Records that describe figures =
'''
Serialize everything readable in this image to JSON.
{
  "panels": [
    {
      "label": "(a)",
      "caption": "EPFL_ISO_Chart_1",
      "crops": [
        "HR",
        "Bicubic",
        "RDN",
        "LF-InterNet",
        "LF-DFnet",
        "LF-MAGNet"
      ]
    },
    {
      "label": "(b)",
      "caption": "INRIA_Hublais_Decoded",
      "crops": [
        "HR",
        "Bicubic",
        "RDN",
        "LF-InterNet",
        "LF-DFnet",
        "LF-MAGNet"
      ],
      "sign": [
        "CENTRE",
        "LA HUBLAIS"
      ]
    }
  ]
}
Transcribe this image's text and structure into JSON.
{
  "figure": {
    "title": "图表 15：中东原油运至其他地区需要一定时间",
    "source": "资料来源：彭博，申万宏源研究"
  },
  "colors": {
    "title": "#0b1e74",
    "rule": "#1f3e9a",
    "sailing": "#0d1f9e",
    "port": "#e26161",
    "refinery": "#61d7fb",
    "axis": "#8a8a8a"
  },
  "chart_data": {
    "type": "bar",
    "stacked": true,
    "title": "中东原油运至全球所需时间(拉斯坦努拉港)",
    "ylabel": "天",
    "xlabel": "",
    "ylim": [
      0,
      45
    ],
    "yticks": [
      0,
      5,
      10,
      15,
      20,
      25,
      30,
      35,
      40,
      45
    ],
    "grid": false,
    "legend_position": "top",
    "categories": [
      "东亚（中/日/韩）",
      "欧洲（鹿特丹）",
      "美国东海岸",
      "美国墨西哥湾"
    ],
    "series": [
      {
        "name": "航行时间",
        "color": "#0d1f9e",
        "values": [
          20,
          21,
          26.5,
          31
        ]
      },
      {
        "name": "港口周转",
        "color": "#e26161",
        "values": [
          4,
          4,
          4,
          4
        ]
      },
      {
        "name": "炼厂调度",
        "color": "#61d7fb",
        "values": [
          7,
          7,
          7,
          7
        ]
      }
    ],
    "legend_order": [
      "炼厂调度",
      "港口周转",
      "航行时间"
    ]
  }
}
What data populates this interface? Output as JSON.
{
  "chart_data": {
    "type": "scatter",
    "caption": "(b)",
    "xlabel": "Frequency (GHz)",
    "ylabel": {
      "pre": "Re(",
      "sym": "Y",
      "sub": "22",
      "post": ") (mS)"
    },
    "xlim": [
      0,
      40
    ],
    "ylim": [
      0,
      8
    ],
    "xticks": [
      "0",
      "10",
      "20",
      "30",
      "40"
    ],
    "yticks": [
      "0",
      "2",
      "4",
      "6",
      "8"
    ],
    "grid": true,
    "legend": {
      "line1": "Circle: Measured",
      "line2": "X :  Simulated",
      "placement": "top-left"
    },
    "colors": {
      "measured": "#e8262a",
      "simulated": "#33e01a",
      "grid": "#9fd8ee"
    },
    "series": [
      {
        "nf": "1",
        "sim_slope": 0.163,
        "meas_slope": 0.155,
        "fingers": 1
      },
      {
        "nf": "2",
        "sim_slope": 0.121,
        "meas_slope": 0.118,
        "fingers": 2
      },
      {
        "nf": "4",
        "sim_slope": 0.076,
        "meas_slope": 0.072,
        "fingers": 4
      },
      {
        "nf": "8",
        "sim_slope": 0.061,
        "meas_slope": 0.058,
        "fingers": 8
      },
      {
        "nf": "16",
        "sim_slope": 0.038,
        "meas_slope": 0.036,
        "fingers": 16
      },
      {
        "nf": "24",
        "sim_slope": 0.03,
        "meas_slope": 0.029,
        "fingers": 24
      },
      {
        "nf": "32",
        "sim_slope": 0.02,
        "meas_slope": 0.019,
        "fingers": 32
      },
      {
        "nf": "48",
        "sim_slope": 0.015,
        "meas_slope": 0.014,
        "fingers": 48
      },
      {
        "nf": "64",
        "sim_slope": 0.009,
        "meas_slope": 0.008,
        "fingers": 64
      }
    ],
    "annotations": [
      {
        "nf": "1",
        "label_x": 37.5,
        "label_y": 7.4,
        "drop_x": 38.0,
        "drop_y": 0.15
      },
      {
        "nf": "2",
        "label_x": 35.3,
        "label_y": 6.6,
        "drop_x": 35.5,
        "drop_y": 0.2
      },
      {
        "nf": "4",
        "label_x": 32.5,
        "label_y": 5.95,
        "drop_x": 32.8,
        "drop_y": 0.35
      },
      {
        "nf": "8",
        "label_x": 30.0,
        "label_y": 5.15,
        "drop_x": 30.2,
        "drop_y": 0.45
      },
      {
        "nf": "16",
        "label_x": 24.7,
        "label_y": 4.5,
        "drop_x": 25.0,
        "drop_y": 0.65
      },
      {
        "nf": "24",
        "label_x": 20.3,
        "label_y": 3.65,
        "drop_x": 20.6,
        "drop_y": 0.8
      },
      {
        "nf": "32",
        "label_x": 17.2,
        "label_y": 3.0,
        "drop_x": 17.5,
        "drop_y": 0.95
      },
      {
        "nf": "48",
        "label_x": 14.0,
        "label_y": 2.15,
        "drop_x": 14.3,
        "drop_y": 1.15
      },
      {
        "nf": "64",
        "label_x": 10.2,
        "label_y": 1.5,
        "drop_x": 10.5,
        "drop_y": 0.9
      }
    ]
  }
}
'''
Can you restate every record above word for word?

Serialize everything readable in this image to JSON.
{
  "panels": [
    {
      "label": "(a)",
      "caption": "EPFL_ISO_Chart_1",
      "crops": [
        "HR",
        "Bicubic",
        "RDN",
        "LF-InterNet",
        "LF-DFnet",
        "LF-MAGNet"
      ]
    },
    {
      "label": "(b)",
      "caption": "INRIA_Hublais_Decoded",
      "crops": [
        "HR",
        "Bicubic",
        "RDN",
        "LF-InterNet",
        "LF-DFnet",
        "LF-MAGNet"
      ],
      "sign": [
        "CENTRE",
        "LA HUBLAIS"
      ]
    }
  ]
}
Transcribe this image's text and structure into JSON.
{
  "figure": {
    "title": "图表 15：中东原油运至其他地区需要一定时间",
    "source": "资料来源：彭博，申万宏源研究"
  },
  "colors": {
    "title": "#0b1e74",
    "rule": "#1f3e9a",
    "sailing": "#0d1f9e",
    "port": "#e26161",
    "refinery": "#61d7fb",
    "axis": "#8a8a8a"
  },
  "chart_data": {
    "type": "bar",
    "stacked": true,
    "title": "中东原油运至全球所需时间(拉斯坦努拉港)",
    "ylabel": "天",
    "xlabel": "",
    "ylim": [
      0,
      45
    ],
    "yticks": [
      0,
      5,
      10,
      15,
      20,
      25,
      30,
      35,
      40,
      45
    ],
    "grid": false,
    "legend_position": "top",
    "categories": [
      "东亚（中/日/韩）",
      "欧洲（鹿特丹）",
      "美国东海岸",
      "美国墨西哥湾"
    ],
    "series": [
      {
        "name": "航行时间",
        "color": "#0d1f9e",
        "values": [
          20,
          21,
          26.5,
          31
        ]
      },
      {
        "name": "港口周转",
        "color": "#e26161",
        "values": [
          4,
          4,
          4,
          4
        ]
      },
      {
        "name": "炼厂调度",
        "color": "#61d7fb",
        "values": [
          7,
          7,
          7,
          7
        ]
      }
    ],
    "legend_order": [
      "炼厂调度",
      "港口周转",
      "航行时间"
    ]
  }
}
What data populates this interface? Output as JSON.
{
  "chart_data": {
    "type": "scatter",
    "caption": "(b)",
    "xlabel": "Frequency (GHz)",
    "ylabel": {
      "pre": "Re(",
      "sym": "Y",
      "sub": "22",
      "post": ") (mS)"
    },
    "xlim": [
      0,
      40
    ],
    "ylim": [
      0,
      8
    ],
    "xticks": [
      "0",
      "10",
      "20",
      "30",
      "40"
    ],
    "yticks": [
      "0",
      "2",
      "4",
      "6",
      "8"
    ],
    "grid": true,
    "legend": {
      "line1": "Circle: Measured",
      "line2": "X :  Simulated",
      "placement": "top-left"
    },
    "colors": {
      "measured": "#e8262a",
      "simulated": "#33e01a",
      "grid": "#9fd8ee"
    },
    "series": [
      {
        "nf": "1",
        "sim_slope": 0.163,
        "meas_slope": 0.155,
        "fingers": 1
      },
      {
        "nf": "2",
        "sim_slope": 0.121,
        "meas_slope": 0.118,
        "fingers": 2
      },
      {
        "nf": "4",
        "sim_slope": 0.076,
        "meas_slope": 0.072,
        "fingers": 4
      },
      {
        "nf": "8",
        "sim_slope": 0.061,
        "meas_slope": 0.058,
        "fingers": 8
      },
      {
        "nf": "16",
        "sim_slope": 0.038,
        "meas_slope": 0.036,
        "fingers": 16
      },
      {
        "nf": "24",
        "sim_slope": 0.03,
        "meas_slope": 0.029,
        "fingers": 24
      },
      {
        "nf": "32",
        "sim_slope": 0.02,
        "meas_slope": 0.019,
        "fingers": 32
      },
      {
        "nf": "48",
        "sim_slope": 0.015,
        "meas_slope": 0.014,
        "fingers": 48
      },
      {
        "nf": "64",
        "sim_slope": 0.009,
        "meas_slope": 0.008,
        "fingers": 64
      }
    ],
    "annotations": [
      {
        "nf": "1",
        "label_x": 37.5,
        "label_y": 7.4,
        "drop_x": 38.0,
        "drop_y": 0.15
      },
      {
        "nf": "2",
        "label_x": 35.3,
        "label_y": 6.6,
        "drop_x": 35.5,
        "drop_y": 0.2
      },
      {
        "nf": "4",
        "label_x": 32.5,
        "label_y": 5.95,
        "drop_x": 32.8,
        "drop_y": 0.35
      },
      {
        "nf": "8",
        "label_x": 30.0,
        "label_y": 5.15,
        "drop_x": 30.2,
        "drop_y": 0.45
      },
      {
        "nf": "16",
        "label_x": 24.7,
        "label_y": 4.5,
        "drop_x": 25.0,
        "drop_y": 0.65
      },
      {
        "nf": "24",
        "label_x": 20.3,
        "label_y": 3.65,
        "drop_x": 20.6,
        "drop_y": 0.8
      },
      {
        "nf": "32",
        "label_x": 17.2,
        "label_y": 3.0,
        "drop_x": 17.5,
        "drop_y": 0.95
      },
      {
        "nf": "48",
        "label_x": 14.0,
        "label_y": 2.15,
        "drop_x": 14.3,
        "drop_y": 1.15
      },
      {
        "nf": "64",
        "label_x": 10.2,
        "label_y": 1.5,
        "drop_x": 10.5,
        "drop_y": 0.9
      }
    ]
  }
}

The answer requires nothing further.